What lines below contain the string "title"? List them all.

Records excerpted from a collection
=== Begin Enclosure ===
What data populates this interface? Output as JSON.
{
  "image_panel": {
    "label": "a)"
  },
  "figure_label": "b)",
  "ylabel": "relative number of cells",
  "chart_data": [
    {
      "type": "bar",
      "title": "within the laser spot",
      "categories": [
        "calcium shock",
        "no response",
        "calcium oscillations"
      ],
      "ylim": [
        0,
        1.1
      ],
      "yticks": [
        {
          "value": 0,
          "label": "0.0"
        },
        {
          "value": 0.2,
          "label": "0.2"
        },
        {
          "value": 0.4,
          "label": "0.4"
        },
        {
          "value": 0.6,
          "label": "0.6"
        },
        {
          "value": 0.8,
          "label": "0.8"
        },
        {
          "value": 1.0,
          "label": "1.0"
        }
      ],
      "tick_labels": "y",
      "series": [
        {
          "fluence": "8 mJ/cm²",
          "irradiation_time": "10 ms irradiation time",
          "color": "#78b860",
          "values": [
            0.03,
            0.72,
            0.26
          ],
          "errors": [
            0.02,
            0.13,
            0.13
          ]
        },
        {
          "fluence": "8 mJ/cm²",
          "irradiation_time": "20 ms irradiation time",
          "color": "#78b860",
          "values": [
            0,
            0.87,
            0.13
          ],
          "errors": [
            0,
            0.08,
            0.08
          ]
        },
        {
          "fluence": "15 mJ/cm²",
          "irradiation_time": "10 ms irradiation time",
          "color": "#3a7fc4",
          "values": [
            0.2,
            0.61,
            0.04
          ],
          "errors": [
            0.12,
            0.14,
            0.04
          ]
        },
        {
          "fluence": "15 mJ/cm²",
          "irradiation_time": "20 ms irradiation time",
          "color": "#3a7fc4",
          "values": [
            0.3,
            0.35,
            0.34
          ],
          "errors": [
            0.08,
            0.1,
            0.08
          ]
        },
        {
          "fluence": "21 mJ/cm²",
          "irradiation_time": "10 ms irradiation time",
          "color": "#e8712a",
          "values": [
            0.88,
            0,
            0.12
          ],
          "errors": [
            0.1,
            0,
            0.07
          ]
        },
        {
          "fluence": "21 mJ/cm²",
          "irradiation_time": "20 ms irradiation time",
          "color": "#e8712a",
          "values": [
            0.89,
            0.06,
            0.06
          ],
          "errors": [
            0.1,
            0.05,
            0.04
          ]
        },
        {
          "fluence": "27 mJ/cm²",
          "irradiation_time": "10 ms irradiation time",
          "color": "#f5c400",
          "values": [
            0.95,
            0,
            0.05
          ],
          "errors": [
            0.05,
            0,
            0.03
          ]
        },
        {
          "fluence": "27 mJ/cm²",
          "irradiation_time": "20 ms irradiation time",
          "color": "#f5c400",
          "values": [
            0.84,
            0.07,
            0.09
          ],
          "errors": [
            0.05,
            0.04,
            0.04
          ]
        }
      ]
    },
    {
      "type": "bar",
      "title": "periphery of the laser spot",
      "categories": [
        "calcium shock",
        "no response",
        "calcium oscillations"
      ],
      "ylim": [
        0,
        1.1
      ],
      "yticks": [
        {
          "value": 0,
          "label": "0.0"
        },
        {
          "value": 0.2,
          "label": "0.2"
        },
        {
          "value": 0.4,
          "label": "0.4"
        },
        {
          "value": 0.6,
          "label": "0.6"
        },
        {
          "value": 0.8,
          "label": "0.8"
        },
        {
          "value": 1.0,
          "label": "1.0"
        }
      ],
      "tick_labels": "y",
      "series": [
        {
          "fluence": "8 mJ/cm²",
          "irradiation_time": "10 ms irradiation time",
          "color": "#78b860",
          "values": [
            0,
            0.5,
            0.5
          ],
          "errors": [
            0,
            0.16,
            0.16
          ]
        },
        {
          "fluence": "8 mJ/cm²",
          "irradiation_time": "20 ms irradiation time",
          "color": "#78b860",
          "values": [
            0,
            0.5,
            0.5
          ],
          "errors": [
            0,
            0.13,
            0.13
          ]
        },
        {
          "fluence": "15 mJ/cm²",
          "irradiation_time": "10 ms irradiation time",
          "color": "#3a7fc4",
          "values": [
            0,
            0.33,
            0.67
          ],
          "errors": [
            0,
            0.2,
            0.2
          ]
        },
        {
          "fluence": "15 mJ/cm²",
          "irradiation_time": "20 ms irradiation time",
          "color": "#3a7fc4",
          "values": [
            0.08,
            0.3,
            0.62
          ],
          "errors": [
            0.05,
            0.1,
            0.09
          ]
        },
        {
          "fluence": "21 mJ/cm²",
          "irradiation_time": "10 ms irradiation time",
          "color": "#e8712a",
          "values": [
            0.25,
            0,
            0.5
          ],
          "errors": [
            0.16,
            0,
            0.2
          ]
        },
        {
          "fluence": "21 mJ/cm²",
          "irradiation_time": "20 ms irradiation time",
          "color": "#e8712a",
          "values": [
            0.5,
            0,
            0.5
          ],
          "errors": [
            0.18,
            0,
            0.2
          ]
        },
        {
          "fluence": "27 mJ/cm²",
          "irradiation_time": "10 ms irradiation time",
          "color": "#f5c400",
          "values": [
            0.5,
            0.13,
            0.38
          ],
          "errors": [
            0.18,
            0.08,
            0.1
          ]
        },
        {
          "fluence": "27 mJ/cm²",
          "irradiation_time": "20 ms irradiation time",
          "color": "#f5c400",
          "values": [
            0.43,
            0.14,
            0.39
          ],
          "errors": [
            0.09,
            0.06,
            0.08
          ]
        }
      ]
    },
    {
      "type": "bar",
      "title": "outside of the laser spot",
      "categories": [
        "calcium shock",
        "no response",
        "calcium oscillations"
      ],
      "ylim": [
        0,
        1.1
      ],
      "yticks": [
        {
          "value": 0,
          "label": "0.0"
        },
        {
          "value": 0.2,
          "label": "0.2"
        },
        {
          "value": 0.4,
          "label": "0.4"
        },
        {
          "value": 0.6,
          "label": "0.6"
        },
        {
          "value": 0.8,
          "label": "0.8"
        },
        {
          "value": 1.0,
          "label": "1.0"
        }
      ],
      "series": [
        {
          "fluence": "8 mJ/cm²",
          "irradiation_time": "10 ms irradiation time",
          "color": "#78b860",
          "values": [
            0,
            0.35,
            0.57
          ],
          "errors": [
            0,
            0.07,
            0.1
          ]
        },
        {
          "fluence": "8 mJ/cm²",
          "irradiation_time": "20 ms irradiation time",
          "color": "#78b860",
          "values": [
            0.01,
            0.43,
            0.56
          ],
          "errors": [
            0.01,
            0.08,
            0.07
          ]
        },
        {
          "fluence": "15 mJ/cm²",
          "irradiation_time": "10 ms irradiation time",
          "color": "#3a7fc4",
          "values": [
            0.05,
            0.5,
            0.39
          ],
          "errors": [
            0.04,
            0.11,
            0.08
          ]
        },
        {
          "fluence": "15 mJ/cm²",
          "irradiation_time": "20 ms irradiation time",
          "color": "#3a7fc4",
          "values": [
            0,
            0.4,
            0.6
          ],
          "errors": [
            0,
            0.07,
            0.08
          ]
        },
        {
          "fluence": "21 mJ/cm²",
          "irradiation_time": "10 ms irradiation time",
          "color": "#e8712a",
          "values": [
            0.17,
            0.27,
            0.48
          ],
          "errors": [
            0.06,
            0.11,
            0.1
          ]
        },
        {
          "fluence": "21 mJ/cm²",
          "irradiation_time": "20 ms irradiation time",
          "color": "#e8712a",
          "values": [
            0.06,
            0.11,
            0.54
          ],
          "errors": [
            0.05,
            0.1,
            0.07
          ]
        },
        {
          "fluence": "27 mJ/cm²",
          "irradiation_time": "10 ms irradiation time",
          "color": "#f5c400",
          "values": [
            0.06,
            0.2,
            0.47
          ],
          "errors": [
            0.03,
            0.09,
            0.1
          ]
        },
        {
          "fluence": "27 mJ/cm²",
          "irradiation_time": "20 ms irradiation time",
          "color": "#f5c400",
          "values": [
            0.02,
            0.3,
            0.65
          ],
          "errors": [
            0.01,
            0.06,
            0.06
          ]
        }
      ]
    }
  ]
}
=== End Enclosure ===
### RESULT OF THIS TASK
      "title": "within the laser spot",
      "title": "periphery of the laser spot",
      "title": "outside of the laser spot",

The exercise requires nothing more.